--- Given instruction ---
Exclude the pictures and reproduce the remaining data exactly as written.

-- Start Data to use --

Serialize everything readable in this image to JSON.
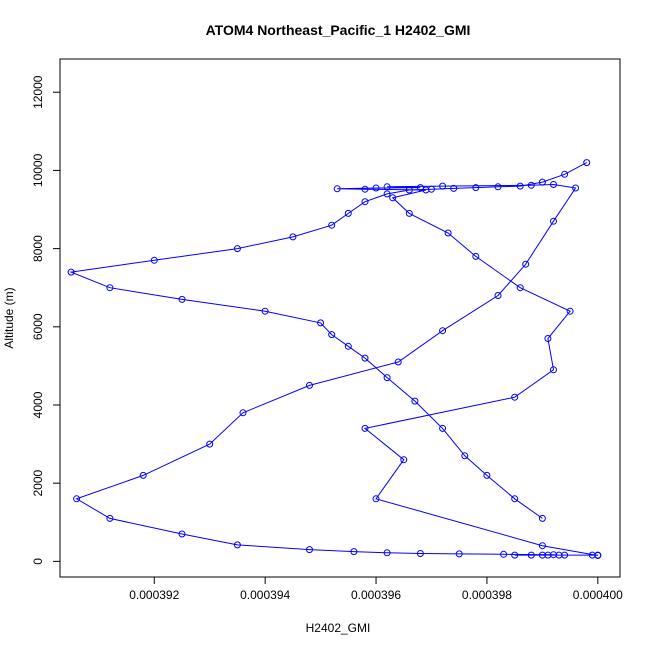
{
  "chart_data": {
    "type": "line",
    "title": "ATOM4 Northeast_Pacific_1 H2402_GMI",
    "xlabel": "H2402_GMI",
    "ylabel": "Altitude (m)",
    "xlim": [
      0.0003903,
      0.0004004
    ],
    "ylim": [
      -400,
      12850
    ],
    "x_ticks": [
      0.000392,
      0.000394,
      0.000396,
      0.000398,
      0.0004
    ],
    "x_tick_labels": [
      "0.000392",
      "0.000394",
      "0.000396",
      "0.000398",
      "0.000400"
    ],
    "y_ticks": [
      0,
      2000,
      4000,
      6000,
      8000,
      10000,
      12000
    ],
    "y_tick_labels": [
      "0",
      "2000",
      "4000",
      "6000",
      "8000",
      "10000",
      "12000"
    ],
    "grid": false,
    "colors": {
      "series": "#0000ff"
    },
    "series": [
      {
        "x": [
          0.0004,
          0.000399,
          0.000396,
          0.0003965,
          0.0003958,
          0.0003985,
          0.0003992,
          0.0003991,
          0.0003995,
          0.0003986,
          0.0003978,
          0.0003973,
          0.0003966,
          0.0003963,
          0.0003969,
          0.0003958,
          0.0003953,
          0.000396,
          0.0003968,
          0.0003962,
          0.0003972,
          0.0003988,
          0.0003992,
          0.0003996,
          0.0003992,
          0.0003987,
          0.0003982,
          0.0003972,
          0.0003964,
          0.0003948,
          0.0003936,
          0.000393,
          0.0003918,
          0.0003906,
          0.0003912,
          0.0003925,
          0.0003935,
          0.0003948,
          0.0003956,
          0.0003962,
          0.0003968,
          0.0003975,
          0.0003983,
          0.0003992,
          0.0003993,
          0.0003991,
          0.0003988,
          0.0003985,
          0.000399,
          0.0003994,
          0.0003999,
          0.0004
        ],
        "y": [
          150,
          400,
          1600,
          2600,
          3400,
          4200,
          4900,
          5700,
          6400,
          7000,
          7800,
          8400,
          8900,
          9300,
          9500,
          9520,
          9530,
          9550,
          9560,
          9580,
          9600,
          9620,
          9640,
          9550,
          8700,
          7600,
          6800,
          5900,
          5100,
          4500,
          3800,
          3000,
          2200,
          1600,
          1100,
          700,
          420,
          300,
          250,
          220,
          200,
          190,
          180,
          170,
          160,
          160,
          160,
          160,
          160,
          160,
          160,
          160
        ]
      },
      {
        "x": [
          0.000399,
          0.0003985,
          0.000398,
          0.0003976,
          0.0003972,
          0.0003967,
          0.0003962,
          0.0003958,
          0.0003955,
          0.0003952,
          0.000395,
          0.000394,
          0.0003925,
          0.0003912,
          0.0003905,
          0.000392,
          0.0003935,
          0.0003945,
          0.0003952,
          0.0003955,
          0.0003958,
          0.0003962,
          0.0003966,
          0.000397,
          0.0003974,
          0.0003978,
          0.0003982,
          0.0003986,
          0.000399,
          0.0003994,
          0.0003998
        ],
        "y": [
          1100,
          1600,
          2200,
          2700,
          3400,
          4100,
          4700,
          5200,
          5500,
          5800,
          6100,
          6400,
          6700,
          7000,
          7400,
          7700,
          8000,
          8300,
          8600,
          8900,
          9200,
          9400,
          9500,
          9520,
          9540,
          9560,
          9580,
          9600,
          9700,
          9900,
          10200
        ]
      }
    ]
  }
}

-- End Data to use --

--- Solution ---
Serialize everything readable in this image to JSON.
{
  "chart_data": {
    "type": "line",
    "title": "ATOM4 Northeast_Pacific_1 H2402_GMI",
    "xlabel": "H2402_GMI",
    "ylabel": "Altitude (m)",
    "xlim": [
      0.0003903,
      0.0004004
    ],
    "ylim": [
      -400,
      12850
    ],
    "x_ticks": [
      0.000392,
      0.000394,
      0.000396,
      0.000398,
      0.0004
    ],
    "x_tick_labels": [
      "0.000392",
      "0.000394",
      "0.000396",
      "0.000398",
      "0.000400"
    ],
    "y_ticks": [
      0,
      2000,
      4000,
      6000,
      8000,
      10000,
      12000
    ],
    "y_tick_labels": [
      "0",
      "2000",
      "4000",
      "6000",
      "8000",
      "10000",
      "12000"
    ],
    "grid": false,
    "colors": {
      "series": "#0000ff"
    },
    "series": [
      {
        "x": [
          0.0004,
          0.000399,
          0.000396,
          0.0003965,
          0.0003958,
          0.0003985,
          0.0003992,
          0.0003991,
          0.0003995,
          0.0003986,
          0.0003978,
          0.0003973,
          0.0003966,
          0.0003963,
          0.0003969,
          0.0003958,
          0.0003953,
          0.000396,
          0.0003968,
          0.0003962,
          0.0003972,
          0.0003988,
          0.0003992,
          0.0003996,
          0.0003992,
          0.0003987,
          0.0003982,
          0.0003972,
          0.0003964,
          0.0003948,
          0.0003936,
          0.000393,
          0.0003918,
          0.0003906,
          0.0003912,
          0.0003925,
          0.0003935,
          0.0003948,
          0.0003956,
          0.0003962,
          0.0003968,
          0.0003975,
          0.0003983,
          0.0003992,
          0.0003993,
          0.0003991,
          0.0003988,
          0.0003985,
          0.000399,
          0.0003994,
          0.0003999,
          0.0004
        ],
        "y": [
          150,
          400,
          1600,
          2600,
          3400,
          4200,
          4900,
          5700,
          6400,
          7000,
          7800,
          8400,
          8900,
          9300,
          9500,
          9520,
          9530,
          9550,
          9560,
          9580,
          9600,
          9620,
          9640,
          9550,
          8700,
          7600,
          6800,
          5900,
          5100,
          4500,
          3800,
          3000,
          2200,
          1600,
          1100,
          700,
          420,
          300,
          250,
          220,
          200,
          190,
          180,
          170,
          160,
          160,
          160,
          160,
          160,
          160,
          160,
          160
        ]
      },
      {
        "x": [
          0.000399,
          0.0003985,
          0.000398,
          0.0003976,
          0.0003972,
          0.0003967,
          0.0003962,
          0.0003958,
          0.0003955,
          0.0003952,
          0.000395,
          0.000394,
          0.0003925,
          0.0003912,
          0.0003905,
          0.000392,
          0.0003935,
          0.0003945,
          0.0003952,
          0.0003955,
          0.0003958,
          0.0003962,
          0.0003966,
          0.000397,
          0.0003974,
          0.0003978,
          0.0003982,
          0.0003986,
          0.000399,
          0.0003994,
          0.0003998
        ],
        "y": [
          1100,
          1600,
          2200,
          2700,
          3400,
          4100,
          4700,
          5200,
          5500,
          5800,
          6100,
          6400,
          6700,
          7000,
          7400,
          7700,
          8000,
          8300,
          8600,
          8900,
          9200,
          9400,
          9500,
          9520,
          9540,
          9560,
          9580,
          9600,
          9700,
          9900,
          10200
        ]
      }
    ]
  }
}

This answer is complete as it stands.